Records from a dataset
"""

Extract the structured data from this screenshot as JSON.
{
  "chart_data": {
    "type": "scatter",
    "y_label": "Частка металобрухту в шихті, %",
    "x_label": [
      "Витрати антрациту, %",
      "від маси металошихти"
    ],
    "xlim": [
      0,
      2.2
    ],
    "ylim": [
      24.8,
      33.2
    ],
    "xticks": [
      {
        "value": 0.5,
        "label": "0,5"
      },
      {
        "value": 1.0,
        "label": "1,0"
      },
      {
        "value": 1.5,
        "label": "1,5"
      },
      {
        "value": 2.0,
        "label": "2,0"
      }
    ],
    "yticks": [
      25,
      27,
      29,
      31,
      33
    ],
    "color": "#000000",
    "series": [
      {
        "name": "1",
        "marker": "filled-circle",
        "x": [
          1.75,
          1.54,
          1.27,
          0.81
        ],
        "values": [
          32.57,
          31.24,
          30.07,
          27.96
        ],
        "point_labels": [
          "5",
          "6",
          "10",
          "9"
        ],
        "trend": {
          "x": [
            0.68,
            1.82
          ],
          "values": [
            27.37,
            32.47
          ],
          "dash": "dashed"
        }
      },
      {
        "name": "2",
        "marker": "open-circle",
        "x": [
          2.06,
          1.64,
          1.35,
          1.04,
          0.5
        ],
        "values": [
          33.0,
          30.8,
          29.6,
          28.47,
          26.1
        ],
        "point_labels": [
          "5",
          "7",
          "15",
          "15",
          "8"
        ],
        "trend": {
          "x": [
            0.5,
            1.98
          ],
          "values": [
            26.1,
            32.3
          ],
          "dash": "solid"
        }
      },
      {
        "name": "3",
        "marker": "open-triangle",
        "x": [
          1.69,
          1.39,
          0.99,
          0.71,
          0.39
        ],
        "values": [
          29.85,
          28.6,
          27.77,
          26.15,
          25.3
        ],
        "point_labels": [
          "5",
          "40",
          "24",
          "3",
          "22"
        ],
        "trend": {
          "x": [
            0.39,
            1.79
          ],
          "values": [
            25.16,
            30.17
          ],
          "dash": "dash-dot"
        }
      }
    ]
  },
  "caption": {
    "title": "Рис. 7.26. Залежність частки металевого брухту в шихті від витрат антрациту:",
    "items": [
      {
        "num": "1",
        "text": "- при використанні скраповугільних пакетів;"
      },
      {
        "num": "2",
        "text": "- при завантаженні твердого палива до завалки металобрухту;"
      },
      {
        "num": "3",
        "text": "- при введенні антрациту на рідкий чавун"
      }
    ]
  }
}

"""

Short exercise: Show every line of the records above that contains the word "open".

Task solution:
        "marker": "open-circle",
        "marker": "open-triangle",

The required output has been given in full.